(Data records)
↓

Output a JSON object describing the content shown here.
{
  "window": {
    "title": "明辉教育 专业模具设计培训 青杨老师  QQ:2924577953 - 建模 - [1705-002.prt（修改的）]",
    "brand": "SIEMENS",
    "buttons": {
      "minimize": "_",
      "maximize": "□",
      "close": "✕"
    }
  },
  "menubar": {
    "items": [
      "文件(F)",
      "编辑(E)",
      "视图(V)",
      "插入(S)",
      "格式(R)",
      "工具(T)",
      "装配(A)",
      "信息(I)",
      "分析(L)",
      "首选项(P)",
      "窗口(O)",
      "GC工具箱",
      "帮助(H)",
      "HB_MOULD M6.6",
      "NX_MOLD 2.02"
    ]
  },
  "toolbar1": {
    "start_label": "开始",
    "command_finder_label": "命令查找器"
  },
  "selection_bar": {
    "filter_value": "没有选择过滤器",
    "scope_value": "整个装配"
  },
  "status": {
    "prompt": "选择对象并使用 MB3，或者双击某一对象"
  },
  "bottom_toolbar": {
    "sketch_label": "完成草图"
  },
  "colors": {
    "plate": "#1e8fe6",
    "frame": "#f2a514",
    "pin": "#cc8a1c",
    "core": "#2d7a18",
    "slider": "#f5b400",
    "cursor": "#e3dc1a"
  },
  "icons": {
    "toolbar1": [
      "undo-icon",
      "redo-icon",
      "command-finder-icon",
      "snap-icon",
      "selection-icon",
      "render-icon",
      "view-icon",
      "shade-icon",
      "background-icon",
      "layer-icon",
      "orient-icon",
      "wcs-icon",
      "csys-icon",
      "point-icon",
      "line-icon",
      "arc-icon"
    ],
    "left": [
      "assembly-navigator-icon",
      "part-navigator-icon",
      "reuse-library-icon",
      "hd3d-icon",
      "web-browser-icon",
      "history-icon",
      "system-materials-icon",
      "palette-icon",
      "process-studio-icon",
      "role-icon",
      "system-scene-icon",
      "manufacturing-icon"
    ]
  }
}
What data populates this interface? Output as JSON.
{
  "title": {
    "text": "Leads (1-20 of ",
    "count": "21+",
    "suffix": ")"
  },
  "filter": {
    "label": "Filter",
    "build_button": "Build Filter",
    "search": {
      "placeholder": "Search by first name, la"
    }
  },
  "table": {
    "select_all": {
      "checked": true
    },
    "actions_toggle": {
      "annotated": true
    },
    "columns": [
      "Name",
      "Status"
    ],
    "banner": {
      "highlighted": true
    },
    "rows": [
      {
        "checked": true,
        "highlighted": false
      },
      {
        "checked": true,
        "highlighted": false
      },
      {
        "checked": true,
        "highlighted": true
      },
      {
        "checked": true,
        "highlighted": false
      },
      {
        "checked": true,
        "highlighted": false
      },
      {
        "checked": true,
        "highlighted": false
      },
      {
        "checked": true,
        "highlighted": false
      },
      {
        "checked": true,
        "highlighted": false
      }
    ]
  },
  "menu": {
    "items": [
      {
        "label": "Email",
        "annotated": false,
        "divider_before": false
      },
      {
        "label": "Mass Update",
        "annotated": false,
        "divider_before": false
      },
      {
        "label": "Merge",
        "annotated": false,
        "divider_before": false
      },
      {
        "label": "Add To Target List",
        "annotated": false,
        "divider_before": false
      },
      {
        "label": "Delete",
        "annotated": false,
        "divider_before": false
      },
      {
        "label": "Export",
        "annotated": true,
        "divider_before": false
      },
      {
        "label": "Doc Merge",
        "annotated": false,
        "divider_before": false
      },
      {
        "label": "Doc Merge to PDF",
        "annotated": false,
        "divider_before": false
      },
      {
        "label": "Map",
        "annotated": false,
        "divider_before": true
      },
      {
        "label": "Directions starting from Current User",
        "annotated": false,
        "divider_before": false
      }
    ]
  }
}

↑

▶ [EXERCISE TASK]
Restate each of the entries above verbatim.

▶ [REPLY TO THE TASK]
Output a JSON object describing the content shown here.
{
  "window": {
    "title": "明辉教育 专业模具设计培训 青杨老师  QQ:2924577953 - 建模 - [1705-002.prt（修改的）]",
    "brand": "SIEMENS",
    "buttons": {
      "minimize": "_",
      "maximize": "□",
      "close": "✕"
    }
  },
  "menubar": {
    "items": [
      "文件(F)",
      "编辑(E)",
      "视图(V)",
      "插入(S)",
      "格式(R)",
      "工具(T)",
      "装配(A)",
      "信息(I)",
      "分析(L)",
      "首选项(P)",
      "窗口(O)",
      "GC工具箱",
      "帮助(H)",
      "HB_MOULD M6.6",
      "NX_MOLD 2.02"
    ]
  },
  "toolbar1": {
    "start_label": "开始",
    "command_finder_label": "命令查找器"
  },
  "selection_bar": {
    "filter_value": "没有选择过滤器",
    "scope_value": "整个装配"
  },
  "status": {
    "prompt": "选择对象并使用 MB3，或者双击某一对象"
  },
  "bottom_toolbar": {
    "sketch_label": "完成草图"
  },
  "colors": {
    "plate": "#1e8fe6",
    "frame": "#f2a514",
    "pin": "#cc8a1c",
    "core": "#2d7a18",
    "slider": "#f5b400",
    "cursor": "#e3dc1a"
  },
  "icons": {
    "toolbar1": [
      "undo-icon",
      "redo-icon",
      "command-finder-icon",
      "snap-icon",
      "selection-icon",
      "render-icon",
      "view-icon",
      "shade-icon",
      "background-icon",
      "layer-icon",
      "orient-icon",
      "wcs-icon",
      "csys-icon",
      "point-icon",
      "line-icon",
      "arc-icon"
    ],
    "left": [
      "assembly-navigator-icon",
      "part-navigator-icon",
      "reuse-library-icon",
      "hd3d-icon",
      "web-browser-icon",
      "history-icon",
      "system-materials-icon",
      "palette-icon",
      "process-studio-icon",
      "role-icon",
      "system-scene-icon",
      "manufacturing-icon"
    ]
  }
}
What data populates this interface? Output as JSON.
{
  "title": {
    "text": "Leads (1-20 of ",
    "count": "21+",
    "suffix": ")"
  },
  "filter": {
    "label": "Filter",
    "build_button": "Build Filter",
    "search": {
      "placeholder": "Search by first name, la"
    }
  },
  "table": {
    "select_all": {
      "checked": true
    },
    "actions_toggle": {
      "annotated": true
    },
    "columns": [
      "Name",
      "Status"
    ],
    "banner": {
      "highlighted": true
    },
    "rows": [
      {
        "checked": true,
        "highlighted": false
      },
      {
        "checked": true,
        "highlighted": false
      },
      {
        "checked": true,
        "highlighted": true
      },
      {
        "checked": true,
        "highlighted": false
      },
      {
        "checked": true,
        "highlighted": false
      },
      {
        "checked": true,
        "highlighted": false
      },
      {
        "checked": true,
        "highlighted": false
      },
      {
        "checked": true,
        "highlighted": false
      }
    ]
  },
  "menu": {
    "items": [
      {
        "label": "Email",
        "annotated": false,
        "divider_before": false
      },
      {
        "label": "Mass Update",
        "annotated": false,
        "divider_before": false
      },
      {
        "label": "Merge",
        "annotated": false,
        "divider_before": false
      },
      {
        "label": "Add To Target List",
        "annotated": false,
        "divider_before": false
      },
      {
        "label": "Delete",
        "annotated": false,
        "divider_before": false
      },
      {
        "label": "Export",
        "annotated": true,
        "divider_before": false
      },
      {
        "label": "Doc Merge",
        "annotated": false,
        "divider_before": false
      },
      {
        "label": "Doc Merge to PDF",
        "annotated": false,
        "divider_before": false
      },
      {
        "label": "Map",
        "annotated": false,
        "divider_before": true
      },
      {
        "label": "Directions starting from Current User",
        "annotated": false,
        "divider_before": false
      }
    ]
  }
}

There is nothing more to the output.